----- EXERCISE INPUTS -----

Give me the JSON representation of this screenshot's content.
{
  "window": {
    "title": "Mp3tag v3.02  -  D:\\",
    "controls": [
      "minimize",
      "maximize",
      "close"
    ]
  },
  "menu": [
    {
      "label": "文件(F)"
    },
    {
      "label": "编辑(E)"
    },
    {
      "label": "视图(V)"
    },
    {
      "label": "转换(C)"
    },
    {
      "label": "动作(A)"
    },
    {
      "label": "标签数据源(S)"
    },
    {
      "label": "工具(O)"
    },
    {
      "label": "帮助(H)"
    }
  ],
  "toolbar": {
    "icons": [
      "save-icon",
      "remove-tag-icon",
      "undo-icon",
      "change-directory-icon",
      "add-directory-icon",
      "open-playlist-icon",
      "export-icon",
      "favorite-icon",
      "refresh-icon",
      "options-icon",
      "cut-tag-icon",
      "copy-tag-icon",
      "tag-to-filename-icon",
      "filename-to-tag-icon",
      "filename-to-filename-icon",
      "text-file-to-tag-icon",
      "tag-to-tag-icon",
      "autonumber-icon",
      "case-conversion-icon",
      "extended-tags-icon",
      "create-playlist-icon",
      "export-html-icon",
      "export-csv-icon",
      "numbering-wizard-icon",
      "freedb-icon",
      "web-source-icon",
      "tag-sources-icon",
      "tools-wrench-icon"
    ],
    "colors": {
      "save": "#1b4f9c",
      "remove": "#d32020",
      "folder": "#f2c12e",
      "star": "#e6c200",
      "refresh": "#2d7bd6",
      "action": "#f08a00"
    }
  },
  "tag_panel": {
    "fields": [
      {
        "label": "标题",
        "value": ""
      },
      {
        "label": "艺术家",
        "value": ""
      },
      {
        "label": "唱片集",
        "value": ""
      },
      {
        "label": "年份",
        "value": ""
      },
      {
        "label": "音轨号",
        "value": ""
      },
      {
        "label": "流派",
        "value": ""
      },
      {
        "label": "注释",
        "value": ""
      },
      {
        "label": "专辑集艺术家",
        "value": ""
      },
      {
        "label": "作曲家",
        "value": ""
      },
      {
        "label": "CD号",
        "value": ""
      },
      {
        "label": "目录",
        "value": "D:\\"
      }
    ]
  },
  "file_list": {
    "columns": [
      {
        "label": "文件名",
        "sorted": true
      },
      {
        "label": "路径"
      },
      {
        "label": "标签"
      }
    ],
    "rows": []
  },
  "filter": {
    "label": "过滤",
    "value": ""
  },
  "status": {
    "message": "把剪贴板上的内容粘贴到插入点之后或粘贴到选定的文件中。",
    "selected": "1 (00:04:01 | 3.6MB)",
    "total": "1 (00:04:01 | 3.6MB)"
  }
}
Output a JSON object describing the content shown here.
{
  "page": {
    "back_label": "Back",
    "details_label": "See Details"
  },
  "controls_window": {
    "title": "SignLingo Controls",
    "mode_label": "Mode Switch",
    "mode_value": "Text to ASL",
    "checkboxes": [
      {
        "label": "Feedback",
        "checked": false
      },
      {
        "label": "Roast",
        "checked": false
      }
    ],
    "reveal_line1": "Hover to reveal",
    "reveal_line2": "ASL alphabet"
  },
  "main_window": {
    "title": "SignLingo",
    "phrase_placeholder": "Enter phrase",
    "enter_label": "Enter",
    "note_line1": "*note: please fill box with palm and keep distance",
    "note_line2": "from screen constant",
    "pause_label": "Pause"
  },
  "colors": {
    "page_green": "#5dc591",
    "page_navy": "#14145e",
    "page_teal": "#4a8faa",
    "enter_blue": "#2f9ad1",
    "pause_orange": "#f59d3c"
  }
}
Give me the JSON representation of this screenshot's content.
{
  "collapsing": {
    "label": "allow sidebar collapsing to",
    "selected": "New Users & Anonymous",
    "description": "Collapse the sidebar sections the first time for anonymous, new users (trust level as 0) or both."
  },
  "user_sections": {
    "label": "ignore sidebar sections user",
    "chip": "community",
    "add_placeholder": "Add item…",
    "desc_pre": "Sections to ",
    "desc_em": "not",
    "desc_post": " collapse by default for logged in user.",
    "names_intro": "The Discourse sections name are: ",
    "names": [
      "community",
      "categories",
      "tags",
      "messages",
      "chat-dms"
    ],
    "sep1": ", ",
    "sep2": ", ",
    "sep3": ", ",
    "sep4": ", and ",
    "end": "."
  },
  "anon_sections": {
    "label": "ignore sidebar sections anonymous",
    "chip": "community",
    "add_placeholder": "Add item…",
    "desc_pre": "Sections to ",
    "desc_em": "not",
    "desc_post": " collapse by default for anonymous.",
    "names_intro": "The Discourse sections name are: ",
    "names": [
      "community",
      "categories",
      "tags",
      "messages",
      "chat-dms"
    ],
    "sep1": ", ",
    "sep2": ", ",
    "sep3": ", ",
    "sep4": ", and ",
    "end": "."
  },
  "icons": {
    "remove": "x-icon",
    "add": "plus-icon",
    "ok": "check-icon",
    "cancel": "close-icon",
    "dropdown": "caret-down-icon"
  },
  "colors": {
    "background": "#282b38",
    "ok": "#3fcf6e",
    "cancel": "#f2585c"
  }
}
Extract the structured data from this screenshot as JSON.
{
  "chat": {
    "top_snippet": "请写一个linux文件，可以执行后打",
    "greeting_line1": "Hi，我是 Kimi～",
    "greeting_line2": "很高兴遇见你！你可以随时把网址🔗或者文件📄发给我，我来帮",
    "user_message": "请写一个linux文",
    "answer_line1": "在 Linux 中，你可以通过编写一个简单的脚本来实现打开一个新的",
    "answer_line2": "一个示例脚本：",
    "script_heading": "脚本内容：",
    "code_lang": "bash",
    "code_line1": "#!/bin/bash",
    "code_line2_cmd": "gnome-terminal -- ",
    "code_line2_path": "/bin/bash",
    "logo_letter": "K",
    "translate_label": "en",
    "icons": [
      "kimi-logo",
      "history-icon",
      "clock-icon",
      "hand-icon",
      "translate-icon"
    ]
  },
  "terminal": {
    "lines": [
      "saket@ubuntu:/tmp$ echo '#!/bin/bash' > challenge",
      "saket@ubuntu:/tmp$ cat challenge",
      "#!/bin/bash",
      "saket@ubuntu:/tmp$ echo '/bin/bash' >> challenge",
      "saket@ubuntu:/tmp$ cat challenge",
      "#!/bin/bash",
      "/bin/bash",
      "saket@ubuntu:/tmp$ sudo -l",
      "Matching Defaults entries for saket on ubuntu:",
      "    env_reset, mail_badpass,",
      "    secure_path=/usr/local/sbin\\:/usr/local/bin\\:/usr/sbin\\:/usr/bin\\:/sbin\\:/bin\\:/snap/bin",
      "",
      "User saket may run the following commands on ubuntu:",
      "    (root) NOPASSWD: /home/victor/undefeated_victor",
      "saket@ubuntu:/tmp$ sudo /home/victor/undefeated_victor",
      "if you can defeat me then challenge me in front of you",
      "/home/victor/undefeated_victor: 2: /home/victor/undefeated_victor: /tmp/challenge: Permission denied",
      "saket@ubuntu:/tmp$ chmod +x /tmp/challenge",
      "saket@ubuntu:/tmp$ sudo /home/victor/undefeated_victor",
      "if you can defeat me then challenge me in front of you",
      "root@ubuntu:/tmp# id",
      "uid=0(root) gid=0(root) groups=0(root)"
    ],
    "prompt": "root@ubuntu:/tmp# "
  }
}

-----

## WHAT THE TASK ASKS
All of the data needs to be reproduced exactly, with no line missing.

## EXERCISE SOLUTION
Give me the JSON representation of this screenshot's content.
{
  "window": {
    "title": "Mp3tag v3.02  -  D:\\",
    "controls": [
      "minimize",
      "maximize",
      "close"
    ]
  },
  "menu": [
    {
      "label": "文件(F)"
    },
    {
      "label": "编辑(E)"
    },
    {
      "label": "视图(V)"
    },
    {
      "label": "转换(C)"
    },
    {
      "label": "动作(A)"
    },
    {
      "label": "标签数据源(S)"
    },
    {
      "label": "工具(O)"
    },
    {
      "label": "帮助(H)"
    }
  ],
  "toolbar": {
    "icons": [
      "save-icon",
      "remove-tag-icon",
      "undo-icon",
      "change-directory-icon",
      "add-directory-icon",
      "open-playlist-icon",
      "export-icon",
      "favorite-icon",
      "refresh-icon",
      "options-icon",
      "cut-tag-icon",
      "copy-tag-icon",
      "tag-to-filename-icon",
      "filename-to-tag-icon",
      "filename-to-filename-icon",
      "text-file-to-tag-icon",
      "tag-to-tag-icon",
      "autonumber-icon",
      "case-conversion-icon",
      "extended-tags-icon",
      "create-playlist-icon",
      "export-html-icon",
      "export-csv-icon",
      "numbering-wizard-icon",
      "freedb-icon",
      "web-source-icon",
      "tag-sources-icon",
      "tools-wrench-icon"
    ],
    "colors": {
      "save": "#1b4f9c",
      "remove": "#d32020",
      "folder": "#f2c12e",
      "star": "#e6c200",
      "refresh": "#2d7bd6",
      "action": "#f08a00"
    }
  },
  "tag_panel": {
    "fields": [
      {
        "label": "标题",
        "value": ""
      },
      {
        "label": "艺术家",
        "value": ""
      },
      {
        "label": "唱片集",
        "value": ""
      },
      {
        "label": "年份",
        "value": ""
      },
      {
        "label": "音轨号",
        "value": ""
      },
      {
        "label": "流派",
        "value": ""
      },
      {
        "label": "注释",
        "value": ""
      },
      {
        "label": "专辑集艺术家",
        "value": ""
      },
      {
        "label": "作曲家",
        "value": ""
      },
      {
        "label": "CD号",
        "value": ""
      },
      {
        "label": "目录",
        "value": "D:\\"
      }
    ]
  },
  "file_list": {
    "columns": [
      {
        "label": "文件名",
        "sorted": true
      },
      {
        "label": "路径"
      },
      {
        "label": "标签"
      }
    ],
    "rows": []
  },
  "filter": {
    "label": "过滤",
    "value": ""
  },
  "status": {
    "message": "把剪贴板上的内容粘贴到插入点之后或粘贴到选定的文件中。",
    "selected": "1 (00:04:01 | 3.6MB)",
    "total": "1 (00:04:01 | 3.6MB)"
  }
}
Output a JSON object describing the content shown here.
{
  "page": {
    "back_label": "Back",
    "details_label": "See Details"
  },
  "controls_window": {
    "title": "SignLingo Controls",
    "mode_label": "Mode Switch",
    "mode_value": "Text to ASL",
    "checkboxes": [
      {
        "label": "Feedback",
        "checked": false
      },
      {
        "label": "Roast",
        "checked": false
      }
    ],
    "reveal_line1": "Hover to reveal",
    "reveal_line2": "ASL alphabet"
  },
  "main_window": {
    "title": "SignLingo",
    "phrase_placeholder": "Enter phrase",
    "enter_label": "Enter",
    "note_line1": "*note: please fill box with palm and keep distance",
    "note_line2": "from screen constant",
    "pause_label": "Pause"
  },
  "colors": {
    "page_green": "#5dc591",
    "page_navy": "#14145e",
    "page_teal": "#4a8faa",
    "enter_blue": "#2f9ad1",
    "pause_orange": "#f59d3c"
  }
}
Give me the JSON representation of this screenshot's content.
{
  "collapsing": {
    "label": "allow sidebar collapsing to",
    "selected": "New Users & Anonymous",
    "description": "Collapse the sidebar sections the first time for anonymous, new users (trust level as 0) or both."
  },
  "user_sections": {
    "label": "ignore sidebar sections user",
    "chip": "community",
    "add_placeholder": "Add item…",
    "desc_pre": "Sections to ",
    "desc_em": "not",
    "desc_post": " collapse by default for logged in user.",
    "names_intro": "The Discourse sections name are: ",
    "names": [
      "community",
      "categories",
      "tags",
      "messages",
      "chat-dms"
    ],
    "sep1": ", ",
    "sep2": ", ",
    "sep3": ", ",
    "sep4": ", and ",
    "end": "."
  },
  "anon_sections": {
    "label": "ignore sidebar sections anonymous",
    "chip": "community",
    "add_placeholder": "Add item…",
    "desc_pre": "Sections to ",
    "desc_em": "not",
    "desc_post": " collapse by default for anonymous.",
    "names_intro": "The Discourse sections name are: ",
    "names": [
      "community",
      "categories",
      "tags",
      "messages",
      "chat-dms"
    ],
    "sep1": ", ",
    "sep2": ", ",
    "sep3": ", ",
    "sep4": ", and ",
    "end": "."
  },
  "icons": {
    "remove": "x-icon",
    "add": "plus-icon",
    "ok": "check-icon",
    "cancel": "close-icon",
    "dropdown": "caret-down-icon"
  },
  "colors": {
    "background": "#282b38",
    "ok": "#3fcf6e",
    "cancel": "#f2585c"
  }
}
Extract the structured data from this screenshot as JSON.
{
  "chat": {
    "top_snippet": "请写一个linux文件，可以执行后打",
    "greeting_line1": "Hi，我是 Kimi～",
    "greeting_line2": "很高兴遇见你！你可以随时把网址🔗或者文件📄发给我，我来帮",
    "user_message": "请写一个linux文",
    "answer_line1": "在 Linux 中，你可以通过编写一个简单的脚本来实现打开一个新的",
    "answer_line2": "一个示例脚本：",
    "script_heading": "脚本内容：",
    "code_lang": "bash",
    "code_line1": "#!/bin/bash",
    "code_line2_cmd": "gnome-terminal -- ",
    "code_line2_path": "/bin/bash",
    "logo_letter": "K",
    "translate_label": "en",
    "icons": [
      "kimi-logo",
      "history-icon",
      "clock-icon",
      "hand-icon",
      "translate-icon"
    ]
  },
  "terminal": {
    "lines": [
      "saket@ubuntu:/tmp$ echo '#!/bin/bash' > challenge",
      "saket@ubuntu:/tmp$ cat challenge",
      "#!/bin/bash",
      "saket@ubuntu:/tmp$ echo '/bin/bash' >> challenge",
      "saket@ubuntu:/tmp$ cat challenge",
      "#!/bin/bash",
      "/bin/bash",
      "saket@ubuntu:/tmp$ sudo -l",
      "Matching Defaults entries for saket on ubuntu:",
      "    env_reset, mail_badpass,",
      "    secure_path=/usr/local/sbin\\:/usr/local/bin\\:/usr/sbin\\:/usr/bin\\:/sbin\\:/bin\\:/snap/bin",
      "",
      "User saket may run the following commands on ubuntu:",
      "    (root) NOPASSWD: /home/victor/undefeated_victor",
      "saket@ubuntu:/tmp$ sudo /home/victor/undefeated_victor",
      "if you can defeat me then challenge me in front of you",
      "/home/victor/undefeated_victor: 2: /home/victor/undefeated_victor: /tmp/challenge: Permission denied",
      "saket@ubuntu:/tmp$ chmod +x /tmp/challenge",
      "saket@ubuntu:/tmp$ sudo /home/victor/undefeated_victor",
      "if you can defeat me then challenge me in front of you",
      "root@ubuntu:/tmp# id",
      "uid=0(root) gid=0(root) groups=0(root)"
    ],
    "prompt": "root@ubuntu:/tmp# "
  }
}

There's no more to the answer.